══ Provided records

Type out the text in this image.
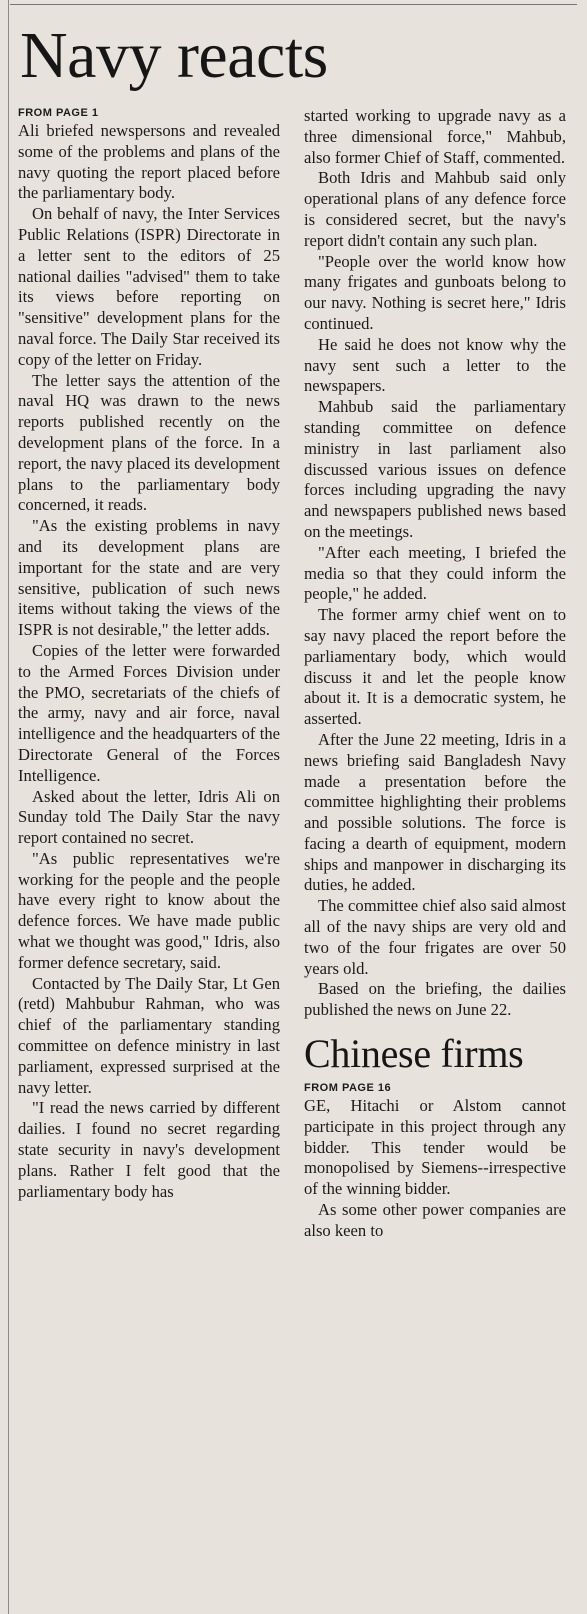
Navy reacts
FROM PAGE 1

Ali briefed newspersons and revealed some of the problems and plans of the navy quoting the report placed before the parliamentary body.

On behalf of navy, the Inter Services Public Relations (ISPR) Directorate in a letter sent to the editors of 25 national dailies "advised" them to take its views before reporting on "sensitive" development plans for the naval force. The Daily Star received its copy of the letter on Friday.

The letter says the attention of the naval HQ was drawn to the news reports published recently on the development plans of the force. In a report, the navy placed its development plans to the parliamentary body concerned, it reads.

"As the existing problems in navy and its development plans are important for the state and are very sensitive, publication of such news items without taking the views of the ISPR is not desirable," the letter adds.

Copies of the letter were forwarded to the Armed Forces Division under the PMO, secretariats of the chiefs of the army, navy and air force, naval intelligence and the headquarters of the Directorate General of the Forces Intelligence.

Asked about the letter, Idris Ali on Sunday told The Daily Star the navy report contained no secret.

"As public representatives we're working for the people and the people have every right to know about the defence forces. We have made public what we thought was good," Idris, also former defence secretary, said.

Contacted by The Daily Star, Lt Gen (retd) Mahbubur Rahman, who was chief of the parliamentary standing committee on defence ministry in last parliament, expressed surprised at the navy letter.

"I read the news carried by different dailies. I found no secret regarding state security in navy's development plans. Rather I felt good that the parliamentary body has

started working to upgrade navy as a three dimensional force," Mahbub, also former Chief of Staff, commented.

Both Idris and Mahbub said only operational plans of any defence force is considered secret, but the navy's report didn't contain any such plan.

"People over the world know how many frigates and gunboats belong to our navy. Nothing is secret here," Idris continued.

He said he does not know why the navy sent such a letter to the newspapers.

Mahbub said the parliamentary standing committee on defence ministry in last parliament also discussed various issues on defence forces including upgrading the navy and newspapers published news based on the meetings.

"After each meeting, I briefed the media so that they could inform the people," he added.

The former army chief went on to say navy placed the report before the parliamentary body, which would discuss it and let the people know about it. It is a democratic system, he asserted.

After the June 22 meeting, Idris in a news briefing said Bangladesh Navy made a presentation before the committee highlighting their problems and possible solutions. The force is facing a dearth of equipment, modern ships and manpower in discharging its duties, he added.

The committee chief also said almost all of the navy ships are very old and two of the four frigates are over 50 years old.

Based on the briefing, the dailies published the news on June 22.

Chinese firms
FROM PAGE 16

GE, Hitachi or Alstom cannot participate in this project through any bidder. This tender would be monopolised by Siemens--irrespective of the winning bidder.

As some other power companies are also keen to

════
══ Provided records

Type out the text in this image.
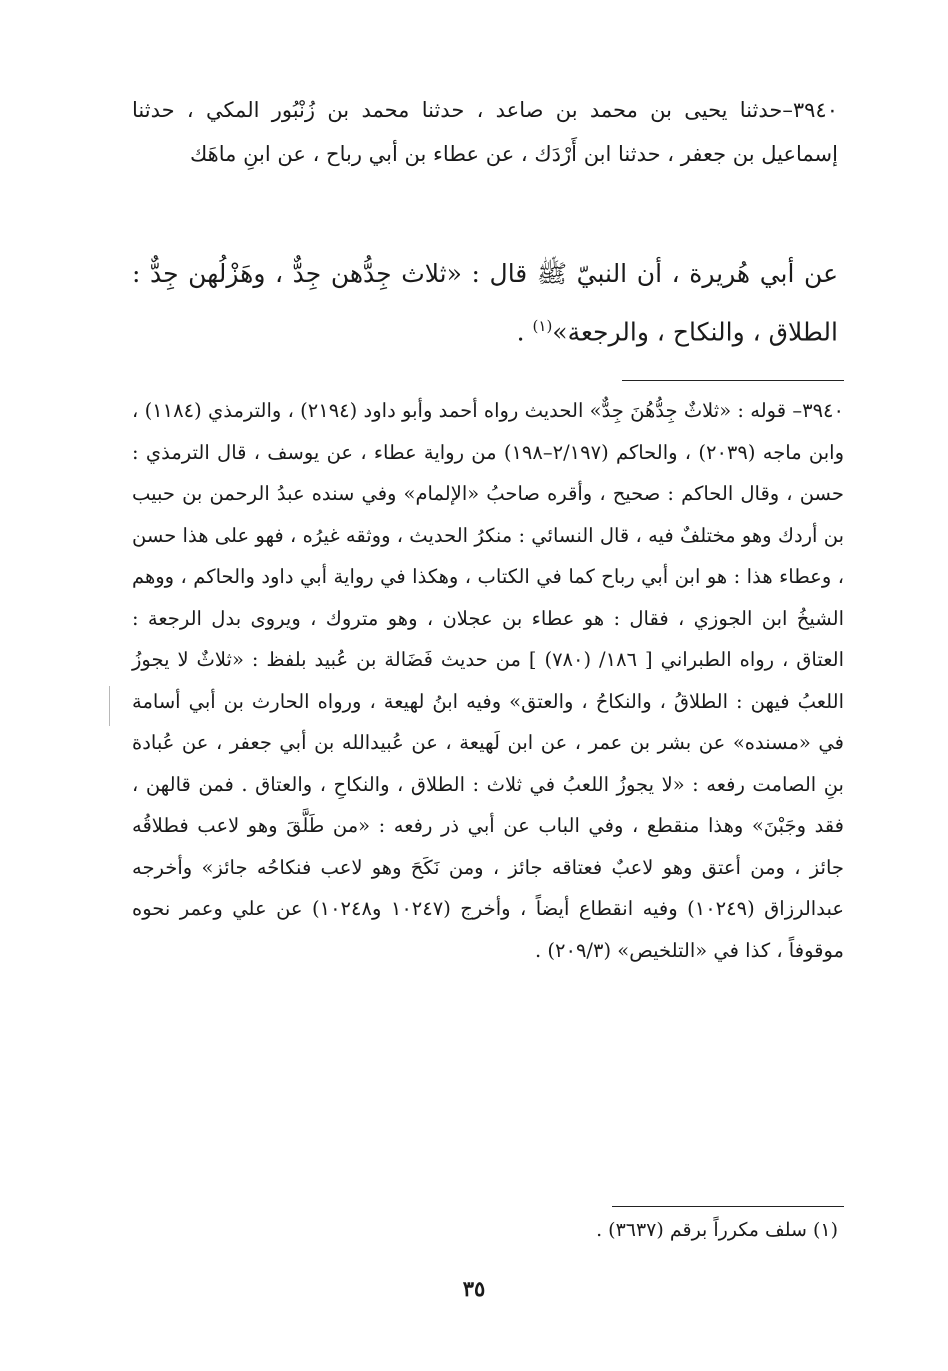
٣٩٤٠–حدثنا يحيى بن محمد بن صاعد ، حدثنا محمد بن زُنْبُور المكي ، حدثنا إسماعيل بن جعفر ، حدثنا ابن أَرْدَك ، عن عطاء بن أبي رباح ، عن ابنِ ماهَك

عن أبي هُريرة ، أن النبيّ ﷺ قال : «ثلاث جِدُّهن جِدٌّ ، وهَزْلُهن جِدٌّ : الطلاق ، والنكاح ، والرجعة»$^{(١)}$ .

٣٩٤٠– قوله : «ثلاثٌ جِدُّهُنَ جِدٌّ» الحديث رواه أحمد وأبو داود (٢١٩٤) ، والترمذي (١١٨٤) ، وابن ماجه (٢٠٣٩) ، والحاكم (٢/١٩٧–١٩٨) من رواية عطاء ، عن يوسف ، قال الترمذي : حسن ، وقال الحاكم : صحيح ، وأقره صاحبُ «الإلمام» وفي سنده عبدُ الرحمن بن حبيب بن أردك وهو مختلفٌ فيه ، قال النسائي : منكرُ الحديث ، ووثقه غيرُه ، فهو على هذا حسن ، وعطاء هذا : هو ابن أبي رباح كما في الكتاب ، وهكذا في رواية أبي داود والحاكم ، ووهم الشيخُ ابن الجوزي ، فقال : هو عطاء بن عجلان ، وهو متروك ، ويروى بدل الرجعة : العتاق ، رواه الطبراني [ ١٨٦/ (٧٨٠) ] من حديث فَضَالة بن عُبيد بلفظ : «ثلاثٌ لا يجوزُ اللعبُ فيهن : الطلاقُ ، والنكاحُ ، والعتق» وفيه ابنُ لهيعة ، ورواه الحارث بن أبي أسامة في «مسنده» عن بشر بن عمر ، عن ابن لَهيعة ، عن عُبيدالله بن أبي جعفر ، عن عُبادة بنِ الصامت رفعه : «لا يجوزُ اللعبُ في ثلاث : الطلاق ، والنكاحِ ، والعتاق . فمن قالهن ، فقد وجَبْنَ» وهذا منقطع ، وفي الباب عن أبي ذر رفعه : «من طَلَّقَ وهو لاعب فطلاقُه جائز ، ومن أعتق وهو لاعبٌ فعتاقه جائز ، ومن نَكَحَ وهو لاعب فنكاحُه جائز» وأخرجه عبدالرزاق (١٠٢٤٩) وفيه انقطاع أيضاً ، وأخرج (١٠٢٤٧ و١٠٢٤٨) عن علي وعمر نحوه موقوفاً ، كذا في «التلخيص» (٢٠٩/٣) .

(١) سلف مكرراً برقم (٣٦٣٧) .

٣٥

════
══ Provided records

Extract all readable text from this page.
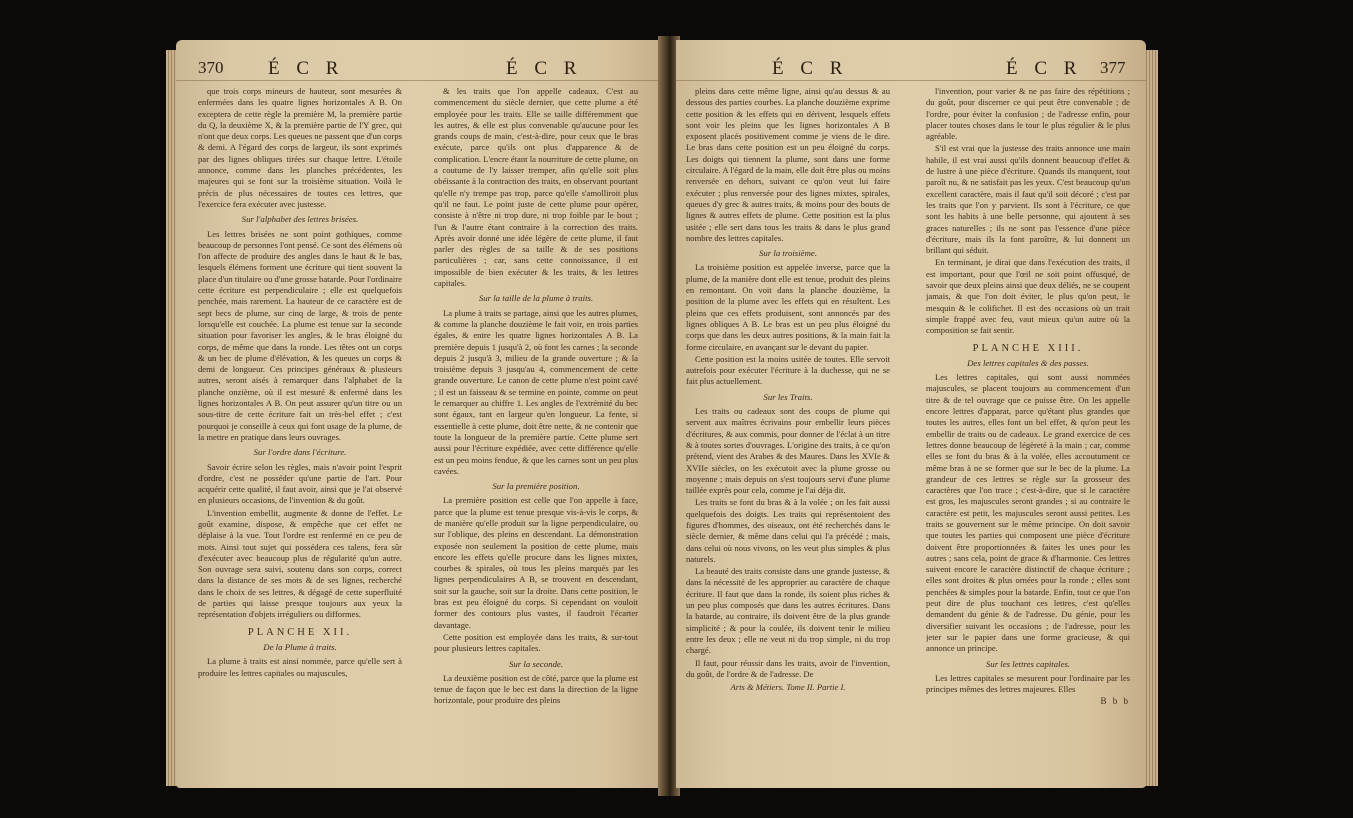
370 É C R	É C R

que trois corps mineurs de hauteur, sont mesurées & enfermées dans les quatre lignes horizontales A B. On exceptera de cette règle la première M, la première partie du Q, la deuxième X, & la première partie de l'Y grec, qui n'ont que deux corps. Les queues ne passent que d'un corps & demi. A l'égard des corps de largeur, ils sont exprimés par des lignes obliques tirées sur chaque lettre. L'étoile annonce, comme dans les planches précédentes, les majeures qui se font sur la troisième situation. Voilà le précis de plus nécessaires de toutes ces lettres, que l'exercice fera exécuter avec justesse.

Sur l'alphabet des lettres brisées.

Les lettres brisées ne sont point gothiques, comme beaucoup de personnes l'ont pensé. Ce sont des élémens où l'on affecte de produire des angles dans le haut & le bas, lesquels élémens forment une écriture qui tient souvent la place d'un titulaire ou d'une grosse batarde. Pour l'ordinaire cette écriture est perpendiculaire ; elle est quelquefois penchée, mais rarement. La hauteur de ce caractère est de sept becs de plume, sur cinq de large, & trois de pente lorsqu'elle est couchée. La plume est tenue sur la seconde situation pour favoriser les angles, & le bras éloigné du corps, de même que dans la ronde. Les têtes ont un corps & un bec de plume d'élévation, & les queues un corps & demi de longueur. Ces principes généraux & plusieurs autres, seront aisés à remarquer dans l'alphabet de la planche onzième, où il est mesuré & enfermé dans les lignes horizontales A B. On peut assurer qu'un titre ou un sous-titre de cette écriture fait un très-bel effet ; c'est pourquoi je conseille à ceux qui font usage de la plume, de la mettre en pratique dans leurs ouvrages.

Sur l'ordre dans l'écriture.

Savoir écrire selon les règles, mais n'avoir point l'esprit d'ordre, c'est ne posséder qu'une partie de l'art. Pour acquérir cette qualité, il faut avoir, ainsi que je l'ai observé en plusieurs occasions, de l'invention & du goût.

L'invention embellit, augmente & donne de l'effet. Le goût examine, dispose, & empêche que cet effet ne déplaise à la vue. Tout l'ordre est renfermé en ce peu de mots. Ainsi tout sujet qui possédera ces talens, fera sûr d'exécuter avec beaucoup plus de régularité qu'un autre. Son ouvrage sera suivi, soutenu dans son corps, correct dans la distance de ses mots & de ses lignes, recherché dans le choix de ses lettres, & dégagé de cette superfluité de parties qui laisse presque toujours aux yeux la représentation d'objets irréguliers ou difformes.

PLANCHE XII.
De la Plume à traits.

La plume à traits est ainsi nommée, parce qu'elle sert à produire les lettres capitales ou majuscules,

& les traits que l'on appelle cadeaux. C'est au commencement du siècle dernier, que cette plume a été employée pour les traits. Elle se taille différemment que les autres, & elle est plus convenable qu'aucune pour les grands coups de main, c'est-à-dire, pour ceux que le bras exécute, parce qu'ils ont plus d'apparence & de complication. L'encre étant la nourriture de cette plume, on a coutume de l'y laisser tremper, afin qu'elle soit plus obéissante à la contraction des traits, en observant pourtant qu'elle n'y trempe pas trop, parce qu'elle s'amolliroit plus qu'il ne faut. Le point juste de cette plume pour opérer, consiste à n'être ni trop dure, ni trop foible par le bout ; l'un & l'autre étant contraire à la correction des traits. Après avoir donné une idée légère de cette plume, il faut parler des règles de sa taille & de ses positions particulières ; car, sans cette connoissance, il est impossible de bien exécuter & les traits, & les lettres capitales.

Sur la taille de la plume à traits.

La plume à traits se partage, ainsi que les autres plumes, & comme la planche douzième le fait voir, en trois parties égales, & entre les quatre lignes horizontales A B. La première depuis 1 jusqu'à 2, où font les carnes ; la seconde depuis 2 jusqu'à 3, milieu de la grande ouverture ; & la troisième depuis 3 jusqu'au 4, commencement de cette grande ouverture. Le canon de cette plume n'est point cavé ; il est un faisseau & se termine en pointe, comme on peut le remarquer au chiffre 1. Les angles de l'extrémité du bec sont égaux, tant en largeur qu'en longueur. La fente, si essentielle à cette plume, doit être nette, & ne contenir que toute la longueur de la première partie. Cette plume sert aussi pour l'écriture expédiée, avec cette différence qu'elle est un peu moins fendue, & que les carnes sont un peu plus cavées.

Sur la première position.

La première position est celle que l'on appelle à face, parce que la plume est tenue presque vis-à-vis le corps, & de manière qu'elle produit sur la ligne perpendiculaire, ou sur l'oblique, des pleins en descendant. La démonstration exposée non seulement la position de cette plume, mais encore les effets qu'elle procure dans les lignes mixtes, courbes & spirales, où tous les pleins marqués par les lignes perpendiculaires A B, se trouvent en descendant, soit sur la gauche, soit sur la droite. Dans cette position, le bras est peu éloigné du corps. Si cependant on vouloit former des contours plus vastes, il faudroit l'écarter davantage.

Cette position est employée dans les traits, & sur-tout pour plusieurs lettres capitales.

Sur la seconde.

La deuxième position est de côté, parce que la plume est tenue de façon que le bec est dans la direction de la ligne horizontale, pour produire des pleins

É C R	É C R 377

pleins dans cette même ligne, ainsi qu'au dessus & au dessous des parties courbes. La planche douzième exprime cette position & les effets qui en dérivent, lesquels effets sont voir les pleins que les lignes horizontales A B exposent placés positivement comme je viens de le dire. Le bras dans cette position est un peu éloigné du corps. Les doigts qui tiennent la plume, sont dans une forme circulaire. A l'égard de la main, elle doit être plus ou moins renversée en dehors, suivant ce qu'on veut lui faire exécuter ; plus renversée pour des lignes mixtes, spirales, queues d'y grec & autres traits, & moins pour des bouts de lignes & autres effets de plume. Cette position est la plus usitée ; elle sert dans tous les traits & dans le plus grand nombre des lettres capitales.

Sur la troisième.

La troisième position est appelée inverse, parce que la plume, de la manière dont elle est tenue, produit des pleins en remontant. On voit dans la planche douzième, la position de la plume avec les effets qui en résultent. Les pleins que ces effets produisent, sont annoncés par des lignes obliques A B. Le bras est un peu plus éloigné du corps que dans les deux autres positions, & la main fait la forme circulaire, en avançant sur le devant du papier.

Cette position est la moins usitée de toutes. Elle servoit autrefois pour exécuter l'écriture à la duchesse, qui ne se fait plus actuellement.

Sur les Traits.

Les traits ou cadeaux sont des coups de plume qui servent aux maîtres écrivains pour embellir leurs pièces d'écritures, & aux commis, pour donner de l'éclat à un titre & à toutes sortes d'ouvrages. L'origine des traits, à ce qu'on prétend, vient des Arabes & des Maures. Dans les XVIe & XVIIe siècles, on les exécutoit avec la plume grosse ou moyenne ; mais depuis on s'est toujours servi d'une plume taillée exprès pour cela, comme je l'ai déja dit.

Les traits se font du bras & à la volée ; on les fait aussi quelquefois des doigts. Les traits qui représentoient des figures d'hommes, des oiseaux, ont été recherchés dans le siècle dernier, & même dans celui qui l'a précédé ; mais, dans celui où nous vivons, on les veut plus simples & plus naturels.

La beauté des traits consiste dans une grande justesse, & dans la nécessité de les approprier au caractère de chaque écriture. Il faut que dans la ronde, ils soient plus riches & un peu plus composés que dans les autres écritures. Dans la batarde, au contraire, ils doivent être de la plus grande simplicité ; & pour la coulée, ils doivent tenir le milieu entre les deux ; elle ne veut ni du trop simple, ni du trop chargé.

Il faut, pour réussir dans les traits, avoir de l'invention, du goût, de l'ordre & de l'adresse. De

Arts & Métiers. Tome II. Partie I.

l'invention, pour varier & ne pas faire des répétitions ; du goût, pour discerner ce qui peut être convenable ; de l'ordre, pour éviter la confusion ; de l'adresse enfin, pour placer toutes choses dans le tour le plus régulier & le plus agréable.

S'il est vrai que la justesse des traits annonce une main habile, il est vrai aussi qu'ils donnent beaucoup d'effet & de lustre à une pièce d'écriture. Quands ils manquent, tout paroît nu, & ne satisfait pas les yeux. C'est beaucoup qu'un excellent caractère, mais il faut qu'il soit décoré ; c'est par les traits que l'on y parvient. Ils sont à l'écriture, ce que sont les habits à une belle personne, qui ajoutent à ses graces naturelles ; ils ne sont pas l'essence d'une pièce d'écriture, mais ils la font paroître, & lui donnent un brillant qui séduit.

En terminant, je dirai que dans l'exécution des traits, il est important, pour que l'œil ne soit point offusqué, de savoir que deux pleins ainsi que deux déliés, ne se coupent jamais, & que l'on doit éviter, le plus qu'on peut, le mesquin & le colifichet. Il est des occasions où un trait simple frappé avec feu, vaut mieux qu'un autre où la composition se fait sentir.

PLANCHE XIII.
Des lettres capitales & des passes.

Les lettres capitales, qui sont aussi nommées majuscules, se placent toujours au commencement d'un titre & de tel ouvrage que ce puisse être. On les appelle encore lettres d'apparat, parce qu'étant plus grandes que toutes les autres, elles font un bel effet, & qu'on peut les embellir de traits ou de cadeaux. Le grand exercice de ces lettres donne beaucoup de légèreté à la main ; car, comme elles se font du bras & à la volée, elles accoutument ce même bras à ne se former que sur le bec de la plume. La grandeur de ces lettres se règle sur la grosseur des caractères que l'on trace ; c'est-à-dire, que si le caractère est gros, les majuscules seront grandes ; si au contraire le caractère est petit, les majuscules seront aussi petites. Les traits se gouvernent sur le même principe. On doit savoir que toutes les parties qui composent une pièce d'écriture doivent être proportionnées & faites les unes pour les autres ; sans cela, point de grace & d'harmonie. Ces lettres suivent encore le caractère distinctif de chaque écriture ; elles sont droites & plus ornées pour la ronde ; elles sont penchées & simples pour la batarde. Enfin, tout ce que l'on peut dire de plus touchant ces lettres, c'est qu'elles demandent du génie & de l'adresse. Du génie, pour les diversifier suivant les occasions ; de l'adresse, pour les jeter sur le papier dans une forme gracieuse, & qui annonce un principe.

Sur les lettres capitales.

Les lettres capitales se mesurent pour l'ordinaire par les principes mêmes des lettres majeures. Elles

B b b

════

### Your instructions
Show every line from the entries above in which the word "that" appears.

### Result for this task
"I read the news carried by different dailies. I found no secret regarding state security in navy's development plans. Rather I felt good that the parliamentary body has
"After each meeting, I briefed the media so that they could inform the people," he added.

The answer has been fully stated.